## Do this
Give every line again exactly as it appears, please, but not the pictures.

## Part of a data file
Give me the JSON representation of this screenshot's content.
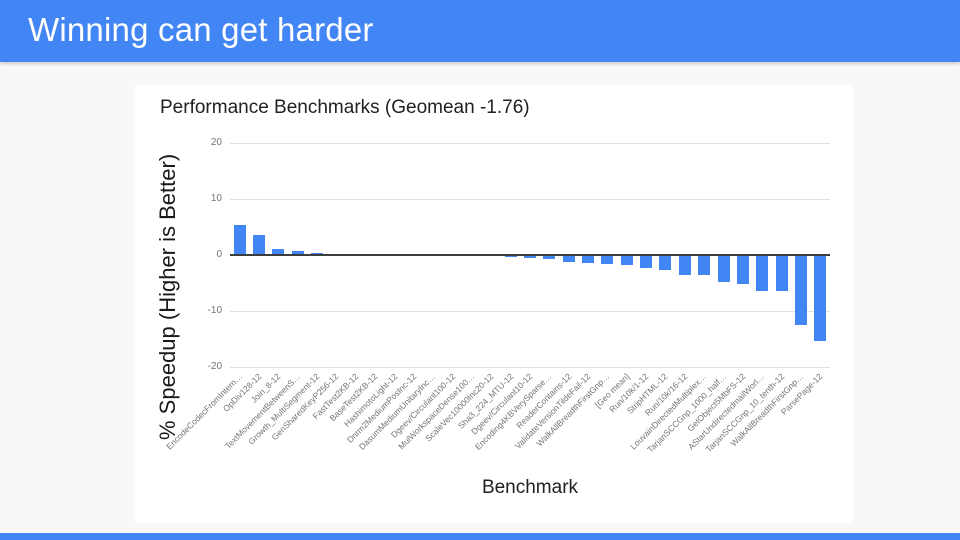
{
  "slide": {
    "title": "Winning can get harder",
    "accent_color": "#4285F4"
  },
  "chart": {
    "title": "Performance Benchmarks (Geomean -1.76)",
    "y_axis_title": "% Speedup (Higher is Better)",
    "x_axis_title": "Benchmark"
  },
  "chart_data": {
    "type": "bar",
    "title": "Performance Benchmarks (Geomean -1.76)",
    "xlabel": "Benchmark",
    "ylabel": "% Speedup (Higher is Better)",
    "ylim": [
      -20,
      20
    ],
    "yticks": [
      20,
      10,
      0,
      -10,
      -20
    ],
    "grid": true,
    "legend_position": "none",
    "bar_color": "#4285F4",
    "categories": [
      "EncodeCodecFromIntern…",
      "OpDiv128-12",
      "Join_8-12",
      "TextMovementBetweenS…",
      "Growth_MultiSegment-12",
      "GenSharedKeyP256-12",
      "FastTest2KB-12",
      "BaseTest2KB-12",
      "HashimotoLight-12",
      "Dnrm2MediumPosInc-12",
      "DasumMediumUnitaryInc…",
      "Dgeev/Circulant100-12",
      "MulWorkspaceDense100…",
      "ScaleVec10000Inc20-12",
      "Sha3_224_MTU-12",
      "Dgeev/Circulant10-12",
      "Encoding4KBVerySparse…",
      "ReaderContains-12",
      "ValidateVersionTildeFail-12",
      "WalkAllBreadthFirstGnp…",
      "[Geo mean]",
      "Run/10k/1-12",
      "StripHTML-12",
      "Run/10k/16-12",
      "LouvainDirectedMultiplex…",
      "TarjanSCCGnp_1000_half…",
      "GetObject5MbFS-12",
      "AStarUndirectedmailWorl…",
      "TarjanSCCGnp_10_tenth-12",
      "WalkAllBreadthFirstGnp…",
      "ParsePage-12"
    ],
    "values": [
      5.3,
      3.5,
      1.0,
      0.7,
      0.4,
      0.2,
      0.05,
      0.03,
      0.0,
      0.0,
      0.0,
      -0.02,
      -0.05,
      -0.1,
      -0.4,
      -0.5,
      -0.65,
      -1.2,
      -1.5,
      -1.6,
      -1.76,
      -2.3,
      -2.6,
      -3.5,
      -3.6,
      -4.8,
      -5.2,
      -6.4,
      -6.5,
      -12.5,
      -15.3
    ]
  }
}
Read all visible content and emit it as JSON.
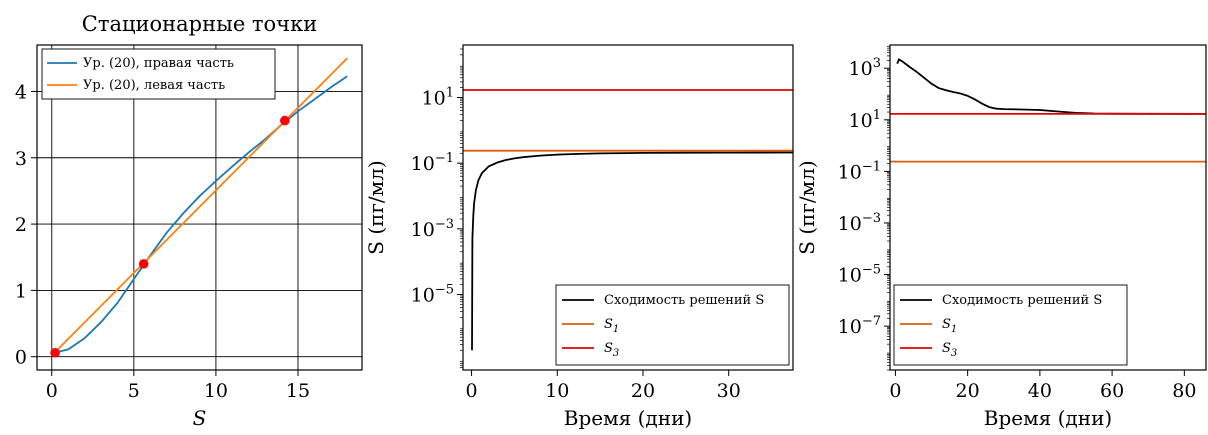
{
  "chart_data": [
    {
      "type": "line",
      "title": "Стационарные точки",
      "xlabel": "S",
      "ylabel": "",
      "xlim": [
        -0.9,
        18.9
      ],
      "ylim": [
        -0.2,
        4.7
      ],
      "xticks": [
        "0",
        "5",
        "10",
        "15"
      ],
      "yticks": [
        "0",
        "1",
        "2",
        "3",
        "4"
      ],
      "grid": true,
      "legend": "upper-left",
      "series": [
        {
          "name": "Ур. (20), правая часть",
          "color": "#1f77b4",
          "x": [
            0,
            1,
            2,
            3,
            4,
            5,
            6,
            7,
            8,
            9,
            10,
            11,
            12,
            13,
            14,
            15,
            16,
            17,
            18
          ],
          "y": [
            0.05,
            0.11,
            0.28,
            0.52,
            0.81,
            1.17,
            1.53,
            1.87,
            2.16,
            2.42,
            2.65,
            2.87,
            3.08,
            3.28,
            3.5,
            3.7,
            3.88,
            4.06,
            4.23
          ]
        },
        {
          "name": "Ур. (20), левая часть",
          "color": "#ff7f0e",
          "x": [
            0,
            18
          ],
          "y": [
            0.02,
            4.5
          ]
        }
      ],
      "points": {
        "color": "#ff0000",
        "x": [
          0.2,
          5.6,
          14.2
        ],
        "y": [
          0.06,
          1.4,
          3.56
        ]
      }
    },
    {
      "type": "line",
      "title": "",
      "xlabel": "Время (дни)",
      "ylabel": "S (пг/мл)",
      "xlim": [
        -1,
        37.5
      ],
      "ylim_log10": [
        -7.3,
        2.6
      ],
      "xticks": [
        "0",
        "10",
        "20",
        "30"
      ],
      "yticks": [
        "10^1",
        "10^-1",
        "10^-3",
        "10^-5"
      ],
      "grid": false,
      "legend": "lower-right",
      "series": [
        {
          "name": "Сходимость решений S",
          "color": "#000000",
          "x": [
            0.05,
            0.1,
            0.2,
            0.3,
            0.5,
            0.8,
            1.2,
            2,
            3,
            4,
            5,
            6,
            8,
            10,
            12,
            15,
            20,
            25,
            30,
            37.5
          ],
          "y": [
            2e-07,
            0.0005,
            0.0025,
            0.006,
            0.015,
            0.03,
            0.05,
            0.08,
            0.105,
            0.125,
            0.14,
            0.152,
            0.17,
            0.182,
            0.19,
            0.198,
            0.205,
            0.208,
            0.21,
            0.212
          ]
        },
        {
          "name": "S_1",
          "color": "#d95f0e",
          "x": [
            -1,
            37.5
          ],
          "y": [
            0.24,
            0.24
          ]
        },
        {
          "name": "S_3",
          "color": "#e60000",
          "x": [
            -1,
            37.5
          ],
          "y": [
            17,
            17
          ]
        }
      ]
    },
    {
      "type": "line",
      "title": "",
      "xlabel": "Время (дни)",
      "ylabel": "S (пг/мл)",
      "xlim": [
        -1.5,
        86
      ],
      "ylim_log10": [
        -8.7,
        3.9
      ],
      "xticks": [
        "0",
        "20",
        "40",
        "60",
        "80"
      ],
      "yticks": [
        "10^3",
        "10^1",
        "10^-1",
        "10^-3",
        "10^-5",
        "10^-7"
      ],
      "grid": false,
      "legend": "lower-left",
      "series": [
        {
          "name": "Сходимость решений S",
          "color": "#000000",
          "x": [
            0.5,
            1,
            2,
            4,
            6,
            8,
            10,
            12,
            14,
            16,
            18,
            20,
            22,
            24,
            26,
            28,
            30,
            35,
            40,
            45,
            50,
            55,
            60,
            70,
            86
          ],
          "y": [
            1500,
            2200,
            1800,
            1100,
            700,
            420,
            250,
            170,
            140,
            120,
            105,
            85,
            62,
            42,
            31,
            27,
            26,
            25,
            24,
            21,
            18.5,
            17.5,
            17.2,
            17.05,
            17
          ]
        },
        {
          "name": "S_1",
          "color": "#d95f0e",
          "x": [
            -1.5,
            86
          ],
          "y": [
            0.24,
            0.24
          ]
        },
        {
          "name": "S_3",
          "color": "#e60000",
          "x": [
            -1.5,
            86
          ],
          "y": [
            17,
            17
          ]
        }
      ]
    }
  ]
}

## Answer to the exercise
Give me the JSON representation of this screenshot's content.
{
  "slide": {
    "title": "Winning can get harder",
    "accent_color": "#4285F4"
  },
  "chart": {
    "title": "Performance Benchmarks (Geomean -1.76)",
    "y_axis_title": "% Speedup (Higher is Better)",
    "x_axis_title": "Benchmark"
  },
  "chart_data": {
    "type": "bar",
    "title": "Performance Benchmarks (Geomean -1.76)",
    "xlabel": "Benchmark",
    "ylabel": "% Speedup (Higher is Better)",
    "ylim": [
      -20,
      20
    ],
    "yticks": [
      20,
      10,
      0,
      -10,
      -20
    ],
    "grid": true,
    "legend_position": "none",
    "bar_color": "#4285F4",
    "categories": [
      "EncodeCodecFromIntern…",
      "OpDiv128-12",
      "Join_8-12",
      "TextMovementBetweenS…",
      "Growth_MultiSegment-12",
      "GenSharedKeyP256-12",
      "FastTest2KB-12",
      "BaseTest2KB-12",
      "HashimotoLight-12",
      "Dnrm2MediumPosInc-12",
      "DasumMediumUnitaryInc…",
      "Dgeev/Circulant100-12",
      "MulWorkspaceDense100…",
      "ScaleVec10000Inc20-12",
      "Sha3_224_MTU-12",
      "Dgeev/Circulant10-12",
      "Encoding4KBVerySparse…",
      "ReaderContains-12",
      "ValidateVersionTildeFail-12",
      "WalkAllBreadthFirstGnp…",
      "[Geo mean]",
      "Run/10k/1-12",
      "StripHTML-12",
      "Run/10k/16-12",
      "LouvainDirectedMultiplex…",
      "TarjanSCCGnp_1000_half…",
      "GetObject5MbFS-12",
      "AStarUndirectedmailWorl…",
      "TarjanSCCGnp_10_tenth-12",
      "WalkAllBreadthFirstGnp…",
      "ParsePage-12"
    ],
    "values": [
      5.3,
      3.5,
      1.0,
      0.7,
      0.4,
      0.2,
      0.05,
      0.03,
      0.0,
      0.0,
      0.0,
      -0.02,
      -0.05,
      -0.1,
      -0.4,
      -0.5,
      -0.65,
      -1.2,
      -1.5,
      -1.6,
      -1.76,
      -2.3,
      -2.6,
      -3.5,
      -3.6,
      -4.8,
      -5.2,
      -6.4,
      -6.5,
      -12.5,
      -15.3
    ]
  }
}
Read all visible content and emit it as JSON.
{
  "chart_data": [
    {
      "type": "line",
      "title": "Стационарные точки",
      "xlabel": "S",
      "ylabel": "",
      "xlim": [
        -0.9,
        18.9
      ],
      "ylim": [
        -0.2,
        4.7
      ],
      "xticks": [
        "0",
        "5",
        "10",
        "15"
      ],
      "yticks": [
        "0",
        "1",
        "2",
        "3",
        "4"
      ],
      "grid": true,
      "legend": "upper-left",
      "series": [
        {
          "name": "Ур. (20), правая часть",
          "color": "#1f77b4",
          "x": [
            0,
            1,
            2,
            3,
            4,
            5,
            6,
            7,
            8,
            9,
            10,
            11,
            12,
            13,
            14,
            15,
            16,
            17,
            18
          ],
          "y": [
            0.05,
            0.11,
            0.28,
            0.52,
            0.81,
            1.17,
            1.53,
            1.87,
            2.16,
            2.42,
            2.65,
            2.87,
            3.08,
            3.28,
            3.5,
            3.7,
            3.88,
            4.06,
            4.23
          ]
        },
        {
          "name": "Ур. (20), левая часть",
          "color": "#ff7f0e",
          "x": [
            0,
            18
          ],
          "y": [
            0.02,
            4.5
          ]
        }
      ],
      "points": {
        "color": "#ff0000",
        "x": [
          0.2,
          5.6,
          14.2
        ],
        "y": [
          0.06,
          1.4,
          3.56
        ]
      }
    },
    {
      "type": "line",
      "title": "",
      "xlabel": "Время (дни)",
      "ylabel": "S (пг/мл)",
      "xlim": [
        -1,
        37.5
      ],
      "ylim_log10": [
        -7.3,
        2.6
      ],
      "xticks": [
        "0",
        "10",
        "20",
        "30"
      ],
      "yticks": [
        "10^1",
        "10^-1",
        "10^-3",
        "10^-5"
      ],
      "grid": false,
      "legend": "lower-right",
      "series": [
        {
          "name": "Сходимость решений S",
          "color": "#000000",
          "x": [
            0.05,
            0.1,
            0.2,
            0.3,
            0.5,
            0.8,
            1.2,
            2,
            3,
            4,
            5,
            6,
            8,
            10,
            12,
            15,
            20,
            25,
            30,
            37.5
          ],
          "y": [
            2e-07,
            0.0005,
            0.0025,
            0.006,
            0.015,
            0.03,
            0.05,
            0.08,
            0.105,
            0.125,
            0.14,
            0.152,
            0.17,
            0.182,
            0.19,
            0.198,
            0.205,
            0.208,
            0.21,
            0.212
          ]
        },
        {
          "name": "S_1",
          "color": "#d95f0e",
          "x": [
            -1,
            37.5
          ],
          "y": [
            0.24,
            0.24
          ]
        },
        {
          "name": "S_3",
          "color": "#e60000",
          "x": [
            -1,
            37.5
          ],
          "y": [
            17,
            17
          ]
        }
      ]
    },
    {
      "type": "line",
      "title": "",
      "xlabel": "Время (дни)",
      "ylabel": "S (пг/мл)",
      "xlim": [
        -1.5,
        86
      ],
      "ylim_log10": [
        -8.7,
        3.9
      ],
      "xticks": [
        "0",
        "20",
        "40",
        "60",
        "80"
      ],
      "yticks": [
        "10^3",
        "10^1",
        "10^-1",
        "10^-3",
        "10^-5",
        "10^-7"
      ],
      "grid": false,
      "legend": "lower-left",
      "series": [
        {
          "name": "Сходимость решений S",
          "color": "#000000",
          "x": [
            0.5,
            1,
            2,
            4,
            6,
            8,
            10,
            12,
            14,
            16,
            18,
            20,
            22,
            24,
            26,
            28,
            30,
            35,
            40,
            45,
            50,
            55,
            60,
            70,
            86
          ],
          "y": [
            1500,
            2200,
            1800,
            1100,
            700,
            420,
            250,
            170,
            140,
            120,
            105,
            85,
            62,
            42,
            31,
            27,
            26,
            25,
            24,
            21,
            18.5,
            17.5,
            17.2,
            17.05,
            17
          ]
        },
        {
          "name": "S_1",
          "color": "#d95f0e",
          "x": [
            -1.5,
            86
          ],
          "y": [
            0.24,
            0.24
          ]
        },
        {
          "name": "S_3",
          "color": "#e60000",
          "x": [
            -1.5,
            86
          ],
          "y": [
            17,
            17
          ]
        }
      ]
    }
  ]
}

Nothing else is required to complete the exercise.